Written instruction - Carry none of the pictures over; set down the material below exactly.

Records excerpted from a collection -
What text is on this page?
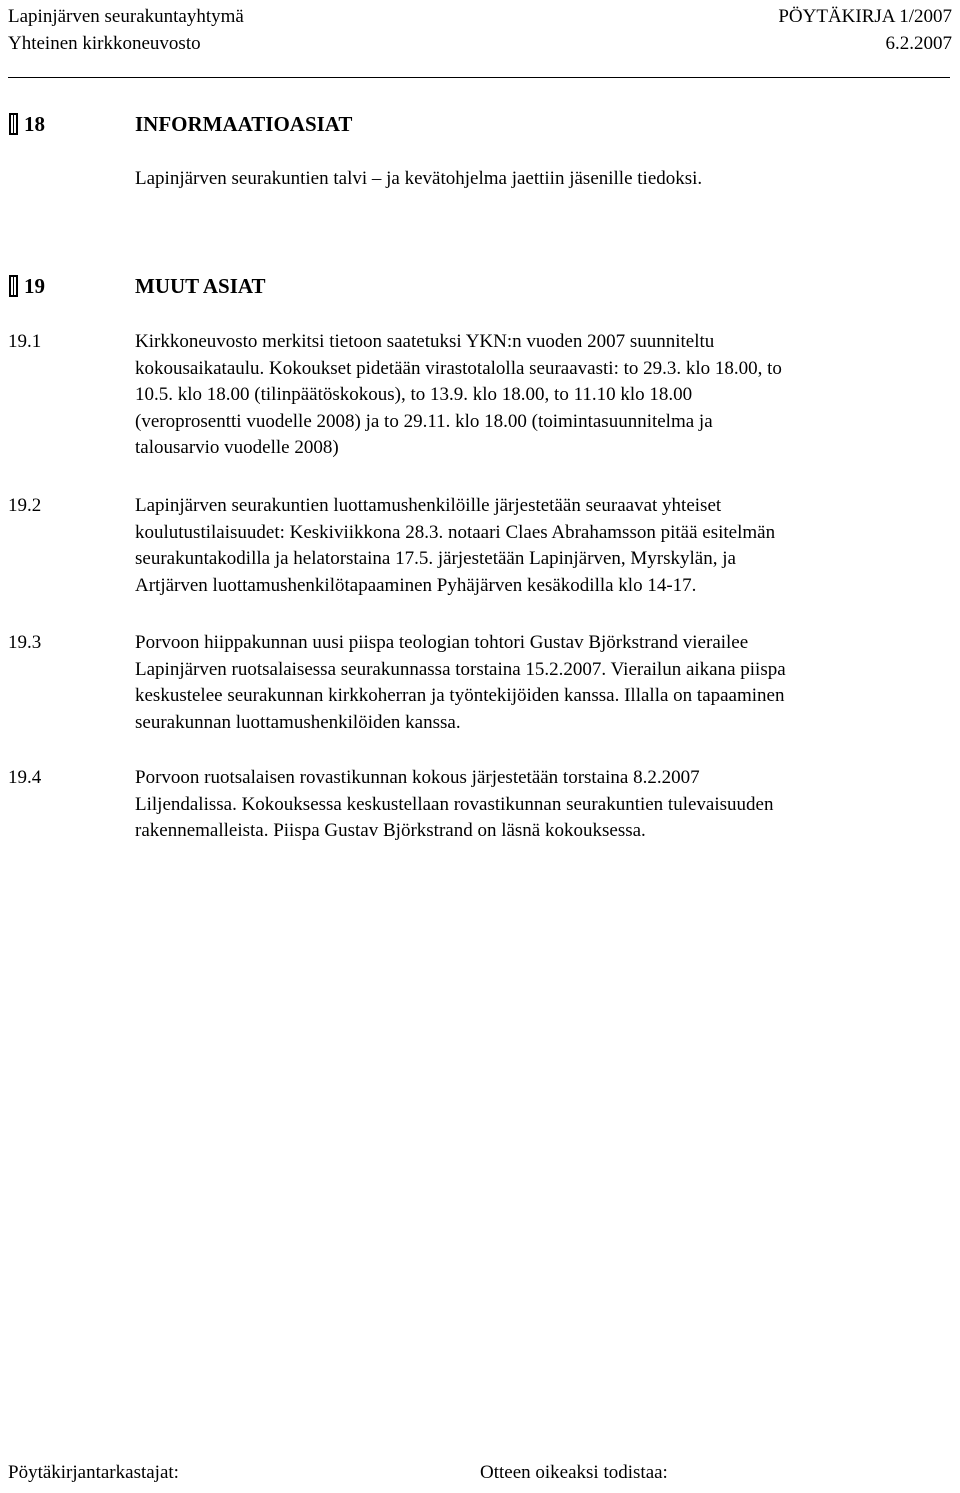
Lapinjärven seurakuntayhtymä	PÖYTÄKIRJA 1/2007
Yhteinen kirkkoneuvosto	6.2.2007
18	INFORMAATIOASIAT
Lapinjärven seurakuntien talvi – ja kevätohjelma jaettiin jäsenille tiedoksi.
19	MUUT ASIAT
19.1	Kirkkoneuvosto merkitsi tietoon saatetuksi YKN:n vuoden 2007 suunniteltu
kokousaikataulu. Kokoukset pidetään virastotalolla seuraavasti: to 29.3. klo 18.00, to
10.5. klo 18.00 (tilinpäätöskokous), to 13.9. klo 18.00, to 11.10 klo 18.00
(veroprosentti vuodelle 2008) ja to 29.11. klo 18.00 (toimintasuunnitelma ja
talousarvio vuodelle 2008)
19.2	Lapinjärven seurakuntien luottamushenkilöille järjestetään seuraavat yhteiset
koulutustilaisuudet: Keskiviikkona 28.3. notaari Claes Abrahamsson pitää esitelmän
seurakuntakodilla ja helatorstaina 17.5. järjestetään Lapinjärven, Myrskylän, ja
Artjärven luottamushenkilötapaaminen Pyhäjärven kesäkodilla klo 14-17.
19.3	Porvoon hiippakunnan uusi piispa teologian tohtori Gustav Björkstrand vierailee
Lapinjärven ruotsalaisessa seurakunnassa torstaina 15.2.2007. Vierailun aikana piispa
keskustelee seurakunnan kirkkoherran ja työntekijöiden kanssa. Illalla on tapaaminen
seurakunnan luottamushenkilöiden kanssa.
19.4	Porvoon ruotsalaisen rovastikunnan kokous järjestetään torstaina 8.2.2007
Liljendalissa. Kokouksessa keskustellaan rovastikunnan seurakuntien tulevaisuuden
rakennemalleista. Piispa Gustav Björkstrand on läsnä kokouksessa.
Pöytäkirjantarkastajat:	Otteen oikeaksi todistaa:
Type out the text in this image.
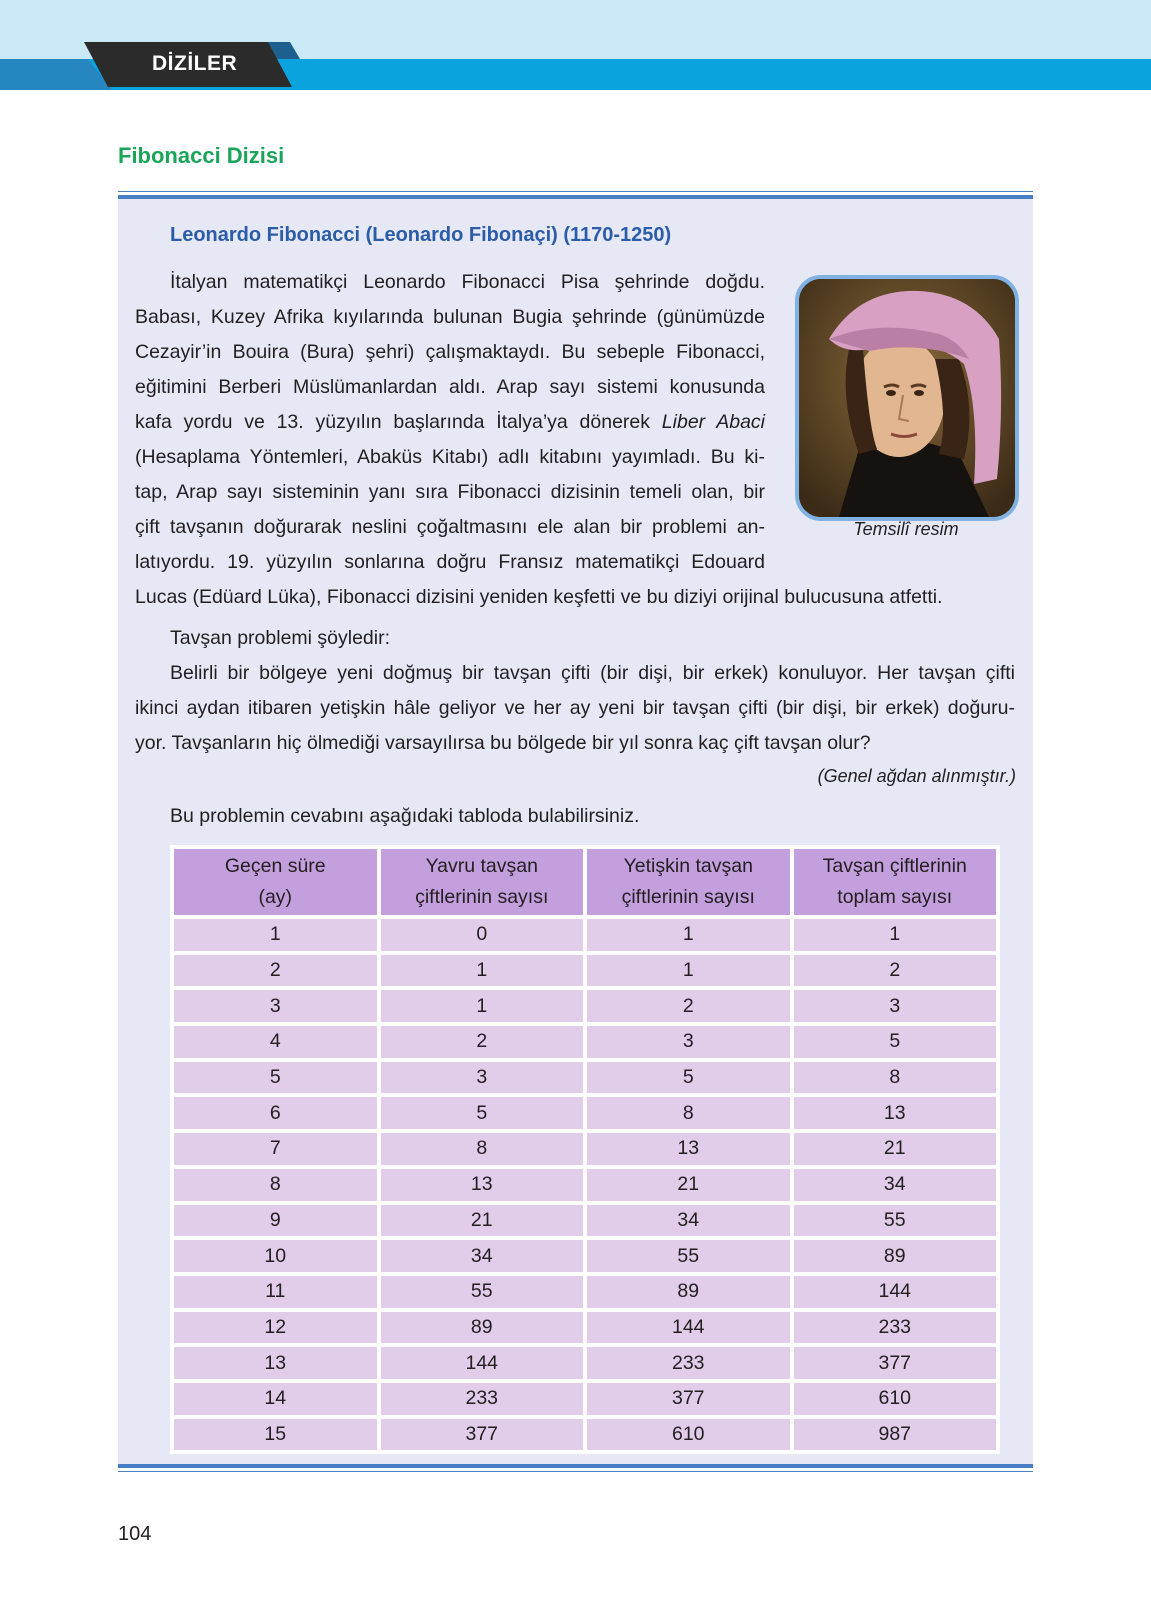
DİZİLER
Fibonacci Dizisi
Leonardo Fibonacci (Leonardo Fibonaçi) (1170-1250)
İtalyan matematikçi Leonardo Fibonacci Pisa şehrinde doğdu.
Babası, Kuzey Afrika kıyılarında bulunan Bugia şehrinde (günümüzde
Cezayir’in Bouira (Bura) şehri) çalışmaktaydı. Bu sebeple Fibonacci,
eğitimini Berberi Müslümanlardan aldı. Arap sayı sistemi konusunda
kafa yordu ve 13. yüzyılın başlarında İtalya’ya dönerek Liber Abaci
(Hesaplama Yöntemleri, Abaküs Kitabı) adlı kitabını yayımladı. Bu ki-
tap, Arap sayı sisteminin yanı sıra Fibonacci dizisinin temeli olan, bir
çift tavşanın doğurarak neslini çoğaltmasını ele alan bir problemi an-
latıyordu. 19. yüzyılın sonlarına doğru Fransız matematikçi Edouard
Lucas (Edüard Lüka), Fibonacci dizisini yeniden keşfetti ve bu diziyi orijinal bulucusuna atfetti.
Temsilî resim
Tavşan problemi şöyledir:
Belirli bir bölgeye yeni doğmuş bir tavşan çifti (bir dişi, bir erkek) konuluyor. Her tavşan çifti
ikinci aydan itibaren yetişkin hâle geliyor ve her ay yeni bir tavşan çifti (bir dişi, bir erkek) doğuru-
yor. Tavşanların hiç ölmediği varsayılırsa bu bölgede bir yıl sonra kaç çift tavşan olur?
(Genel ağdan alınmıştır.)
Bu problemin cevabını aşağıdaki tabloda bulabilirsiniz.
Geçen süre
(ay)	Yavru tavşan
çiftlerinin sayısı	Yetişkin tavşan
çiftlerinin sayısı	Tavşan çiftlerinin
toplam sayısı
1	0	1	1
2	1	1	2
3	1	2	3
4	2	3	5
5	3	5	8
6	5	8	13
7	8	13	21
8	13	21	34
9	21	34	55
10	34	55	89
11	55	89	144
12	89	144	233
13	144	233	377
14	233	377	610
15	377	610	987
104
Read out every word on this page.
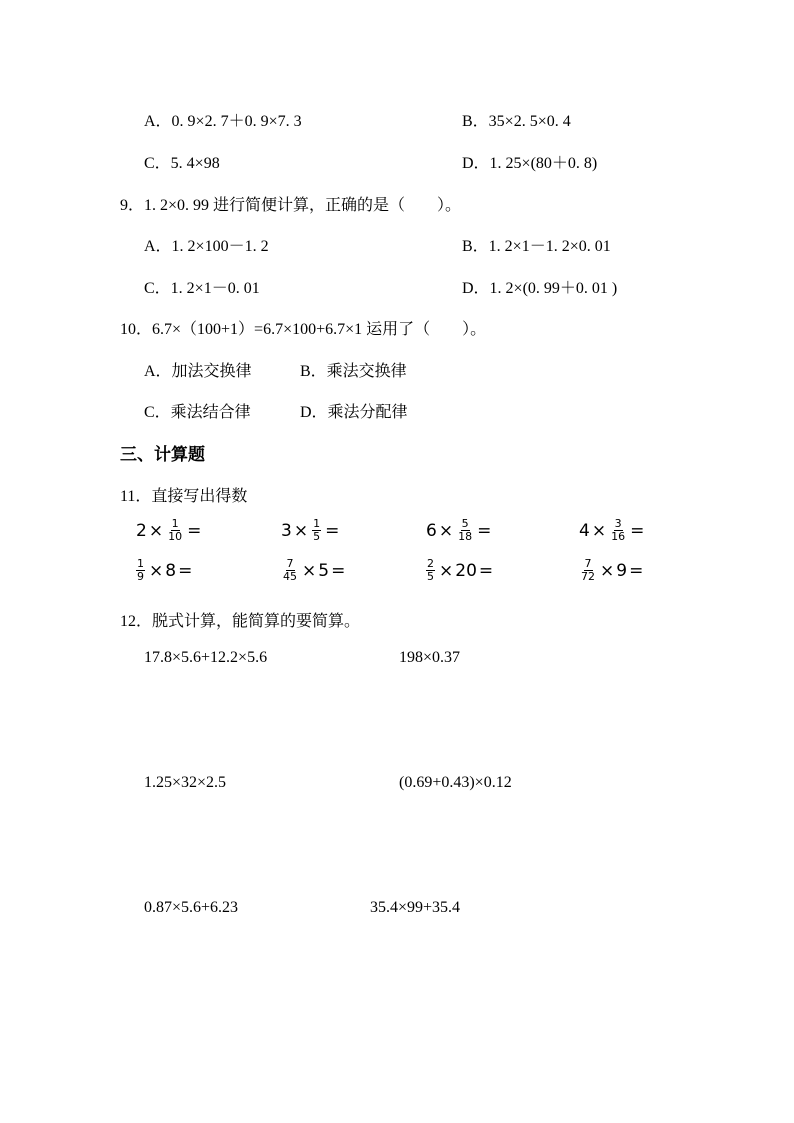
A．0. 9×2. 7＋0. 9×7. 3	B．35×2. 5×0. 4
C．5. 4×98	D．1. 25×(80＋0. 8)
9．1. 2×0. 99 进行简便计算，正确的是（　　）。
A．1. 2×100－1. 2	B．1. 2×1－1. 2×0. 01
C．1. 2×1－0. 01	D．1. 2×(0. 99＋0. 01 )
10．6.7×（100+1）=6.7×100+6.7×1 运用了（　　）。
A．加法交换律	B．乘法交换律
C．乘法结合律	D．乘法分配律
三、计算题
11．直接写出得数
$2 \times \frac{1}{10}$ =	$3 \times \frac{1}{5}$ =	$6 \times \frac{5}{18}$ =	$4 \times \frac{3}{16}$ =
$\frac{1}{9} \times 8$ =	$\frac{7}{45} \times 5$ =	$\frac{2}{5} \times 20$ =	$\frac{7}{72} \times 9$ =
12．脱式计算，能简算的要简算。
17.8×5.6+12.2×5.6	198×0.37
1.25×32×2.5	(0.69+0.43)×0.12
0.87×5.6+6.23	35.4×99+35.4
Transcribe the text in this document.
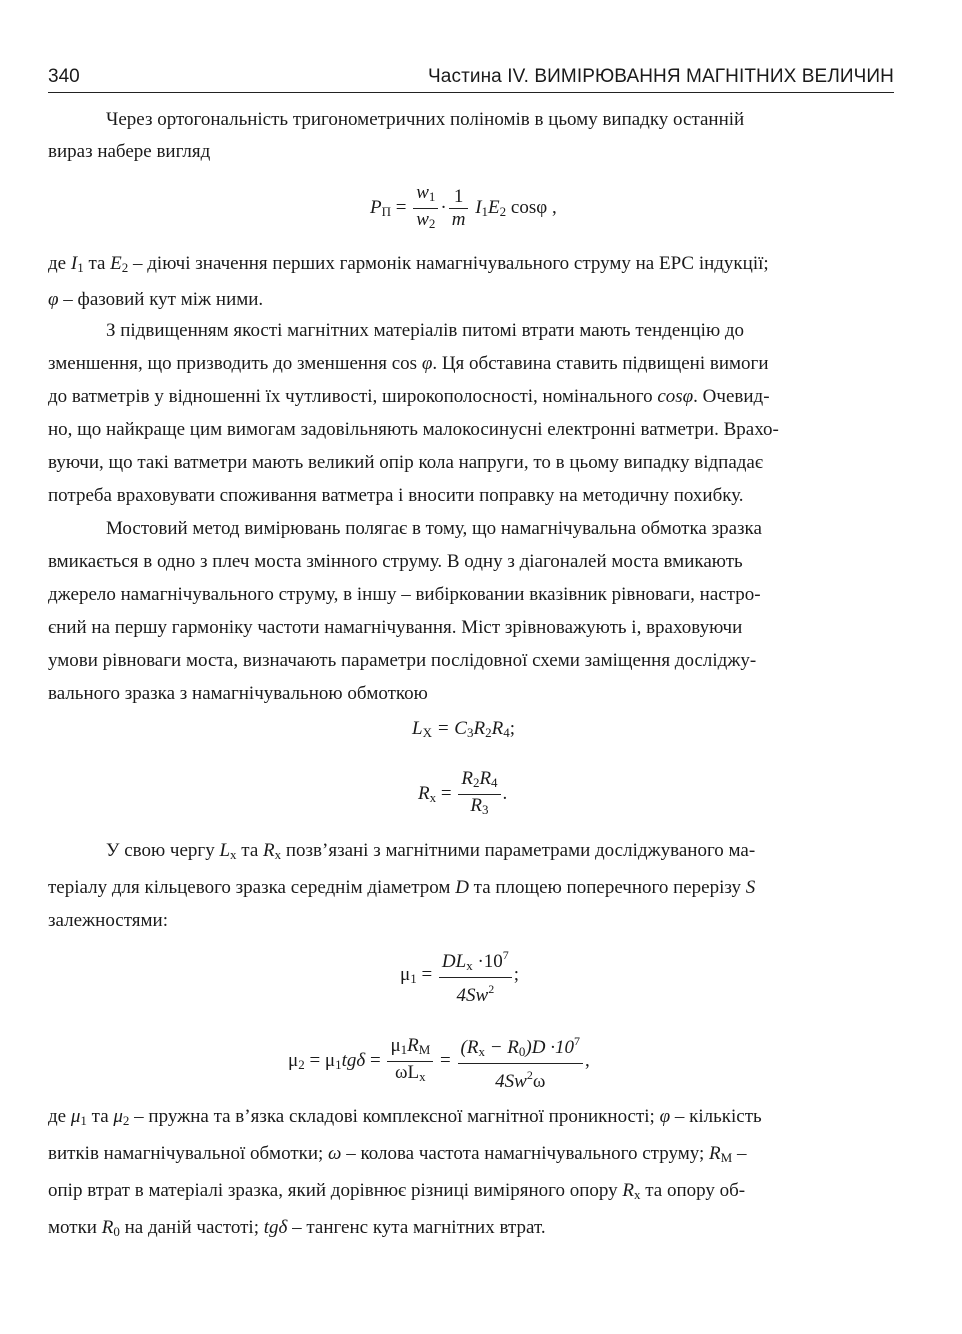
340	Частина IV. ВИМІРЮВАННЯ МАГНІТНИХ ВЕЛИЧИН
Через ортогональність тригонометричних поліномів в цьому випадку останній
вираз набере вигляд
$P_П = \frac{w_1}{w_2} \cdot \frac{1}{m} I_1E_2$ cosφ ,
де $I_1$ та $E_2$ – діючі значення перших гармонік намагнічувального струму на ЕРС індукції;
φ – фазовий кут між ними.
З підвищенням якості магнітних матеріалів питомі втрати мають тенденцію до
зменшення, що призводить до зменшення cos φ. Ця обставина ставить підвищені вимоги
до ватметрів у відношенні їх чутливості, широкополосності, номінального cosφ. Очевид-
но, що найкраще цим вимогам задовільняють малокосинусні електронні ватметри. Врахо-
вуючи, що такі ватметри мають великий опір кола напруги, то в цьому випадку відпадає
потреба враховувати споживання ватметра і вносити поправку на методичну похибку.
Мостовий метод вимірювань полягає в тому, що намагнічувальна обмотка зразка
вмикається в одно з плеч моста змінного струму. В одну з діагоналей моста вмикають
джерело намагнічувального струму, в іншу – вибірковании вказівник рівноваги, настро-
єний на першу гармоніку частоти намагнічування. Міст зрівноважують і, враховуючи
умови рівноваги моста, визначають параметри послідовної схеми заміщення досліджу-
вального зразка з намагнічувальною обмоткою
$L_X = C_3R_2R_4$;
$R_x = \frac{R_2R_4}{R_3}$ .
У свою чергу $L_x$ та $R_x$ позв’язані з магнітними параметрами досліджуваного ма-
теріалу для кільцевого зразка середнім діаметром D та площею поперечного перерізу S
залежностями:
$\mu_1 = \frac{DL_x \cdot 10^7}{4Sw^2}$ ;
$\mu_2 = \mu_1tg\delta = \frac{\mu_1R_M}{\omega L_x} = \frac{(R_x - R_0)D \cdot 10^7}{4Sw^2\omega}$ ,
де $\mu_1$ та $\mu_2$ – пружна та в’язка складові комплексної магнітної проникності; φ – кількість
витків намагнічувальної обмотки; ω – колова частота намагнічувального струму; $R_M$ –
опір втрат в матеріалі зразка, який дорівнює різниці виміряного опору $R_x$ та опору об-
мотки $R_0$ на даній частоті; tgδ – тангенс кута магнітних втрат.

Exercise response -
What text is on this page?
Lapinjärven seurakuntayhtymä	PÖYTÄKIRJA 1/2007
Yhteinen kirkkoneuvosto	6.2.2007
18	INFORMAATIOASIAT
Lapinjärven seurakuntien talvi – ja kevätohjelma jaettiin jäsenille tiedoksi.
19	MUUT ASIAT
19.1	Kirkkoneuvosto merkitsi tietoon saatetuksi YKN:n vuoden 2007 suunniteltu
kokousaikataulu. Kokoukset pidetään virastotalolla seuraavasti: to 29.3. klo 18.00, to
10.5. klo 18.00 (tilinpäätöskokous), to 13.9. klo 18.00, to 11.10 klo 18.00
(veroprosentti vuodelle 2008) ja to 29.11. klo 18.00 (toimintasuunnitelma ja
talousarvio vuodelle 2008)
19.2	Lapinjärven seurakuntien luottamushenkilöille järjestetään seuraavat yhteiset
koulutustilaisuudet: Keskiviikkona 28.3. notaari Claes Abrahamsson pitää esitelmän
seurakuntakodilla ja helatorstaina 17.5. järjestetään Lapinjärven, Myrskylän, ja
Artjärven luottamushenkilötapaaminen Pyhäjärven kesäkodilla klo 14-17.
19.3	Porvoon hiippakunnan uusi piispa teologian tohtori Gustav Björkstrand vierailee
Lapinjärven ruotsalaisessa seurakunnassa torstaina 15.2.2007. Vierailun aikana piispa
keskustelee seurakunnan kirkkoherran ja työntekijöiden kanssa. Illalla on tapaaminen
seurakunnan luottamushenkilöiden kanssa.
19.4	Porvoon ruotsalaisen rovastikunnan kokous järjestetään torstaina 8.2.2007
Liljendalissa. Kokouksessa keskustellaan rovastikunnan seurakuntien tulevaisuuden
rakennemalleista. Piispa Gustav Björkstrand on läsnä kokouksessa.
Pöytäkirjantarkastajat:	Otteen oikeaksi todistaa:
Type out the text in this image.
DİZİLER
Fibonacci Dizisi
Leonardo Fibonacci (Leonardo Fibonaçi) (1170-1250)
İtalyan matematikçi Leonardo Fibonacci Pisa şehrinde doğdu.
Babası, Kuzey Afrika kıyılarında bulunan Bugia şehrinde (günümüzde
Cezayir’in Bouira (Bura) şehri) çalışmaktaydı. Bu sebeple Fibonacci,
eğitimini Berberi Müslümanlardan aldı. Arap sayı sistemi konusunda
kafa yordu ve 13. yüzyılın başlarında İtalya’ya dönerek Liber Abaci
(Hesaplama Yöntemleri, Abaküs Kitabı) adlı kitabını yayımladı. Bu ki-
tap, Arap sayı sisteminin yanı sıra Fibonacci dizisinin temeli olan, bir
çift tavşanın doğurarak neslini çoğaltmasını ele alan bir problemi an-
latıyordu. 19. yüzyılın sonlarına doğru Fransız matematikçi Edouard
Lucas (Edüard Lüka), Fibonacci dizisini yeniden keşfetti ve bu diziyi orijinal bulucusuna atfetti.
Temsilî resim
Tavşan problemi şöyledir:
Belirli bir bölgeye yeni doğmuş bir tavşan çifti (bir dişi, bir erkek) konuluyor. Her tavşan çifti
ikinci aydan itibaren yetişkin hâle geliyor ve her ay yeni bir tavşan çifti (bir dişi, bir erkek) doğuru-
yor. Tavşanların hiç ölmediği varsayılırsa bu bölgede bir yıl sonra kaç çift tavşan olur?
(Genel ağdan alınmıştır.)
Bu problemin cevabını aşağıdaki tabloda bulabilirsiniz.
Geçen süre
(ay)	Yavru tavşan
çiftlerinin sayısı	Yetişkin tavşan
çiftlerinin sayısı	Tavşan çiftlerinin
toplam sayısı
1	0	1	1
2	1	1	2
3	1	2	3
4	2	3	5
5	3	5	8
6	5	8	13
7	8	13	21
8	13	21	34
9	21	34	55
10	34	55	89
11	55	89	144
12	89	144	233
13	144	233	377
14	233	377	610
15	377	610	987
104
Read out every word on this page.
A．0. 9×2. 7＋0. 9×7. 3	B．35×2. 5×0. 4
C．5. 4×98	D．1. 25×(80＋0. 8)
9．1. 2×0. 99 进行简便计算，正确的是（　　）。
A．1. 2×100－1. 2	B．1. 2×1－1. 2×0. 01
C．1. 2×1－0. 01	D．1. 2×(0. 99＋0. 01 )
10．6.7×（100+1）=6.7×100+6.7×1 运用了（　　）。
A．加法交换律	B．乘法交换律
C．乘法结合律	D．乘法分配律
三、计算题
11．直接写出得数
$2 \times \frac{1}{10}$ =	$3 \times \frac{1}{5}$ =	$6 \times \frac{5}{18}$ =	$4 \times \frac{3}{16}$ =
$\frac{1}{9} \times 8$ =	$\frac{7}{45} \times 5$ =	$\frac{2}{5} \times 20$ =	$\frac{7}{72} \times 9$ =
12．脱式计算，能简算的要简算。
17.8×5.6+12.2×5.6	198×0.37
1.25×32×2.5	(0.69+0.43)×0.12
0.87×5.6+6.23	35.4×99+35.4
Transcribe the text in this document.
340	Частина IV. ВИМІРЮВАННЯ МАГНІТНИХ ВЕЛИЧИН
Через ортогональність тригонометричних поліномів в цьому випадку останній
вираз набере вигляд
$P_П = \frac{w_1}{w_2} \cdot \frac{1}{m} I_1E_2$ cosφ ,
де $I_1$ та $E_2$ – діючі значення перших гармонік намагнічувального струму на ЕРС індукції;
φ – фазовий кут між ними.
З підвищенням якості магнітних матеріалів питомі втрати мають тенденцію до
зменшення, що призводить до зменшення cos φ. Ця обставина ставить підвищені вимоги
до ватметрів у відношенні їх чутливості, широкополосності, номінального cosφ. Очевид-
но, що найкраще цим вимогам задовільняють малокосинусні електронні ватметри. Врахо-
вуючи, що такі ватметри мають великий опір кола напруги, то в цьому випадку відпадає
потреба враховувати споживання ватметра і вносити поправку на методичну похибку.
Мостовий метод вимірювань полягає в тому, що намагнічувальна обмотка зразка
вмикається в одно з плеч моста змінного струму. В одну з діагоналей моста вмикають
джерело намагнічувального струму, в іншу – вибірковании вказівник рівноваги, настро-
єний на першу гармоніку частоти намагнічування. Міст зрівноважують і, враховуючи
умови рівноваги моста, визначають параметри послідовної схеми заміщення досліджу-
вального зразка з намагнічувальною обмоткою
$L_X = C_3R_2R_4$;
$R_x = \frac{R_2R_4}{R_3}$ .
У свою чергу $L_x$ та $R_x$ позв’язані з магнітними параметрами досліджуваного ма-
теріалу для кільцевого зразка середнім діаметром D та площею поперечного перерізу S
залежностями:
$\mu_1 = \frac{DL_x \cdot 10^7}{4Sw^2}$ ;
$\mu_2 = \mu_1tg\delta = \frac{\mu_1R_M}{\omega L_x} = \frac{(R_x - R_0)D \cdot 10^7}{4Sw^2\omega}$ ,
де $\mu_1$ та $\mu_2$ – пружна та в’язка складові комплексної магнітної проникності; φ – кількість
витків намагнічувальної обмотки; ω – колова частота намагнічувального струму; $R_M$ –
опір втрат в матеріалі зразка, який дорівнює різниці виміряного опору $R_x$ та опору об-
мотки $R_0$ на даній частоті; tgδ – тангенс кута магнітних втрат.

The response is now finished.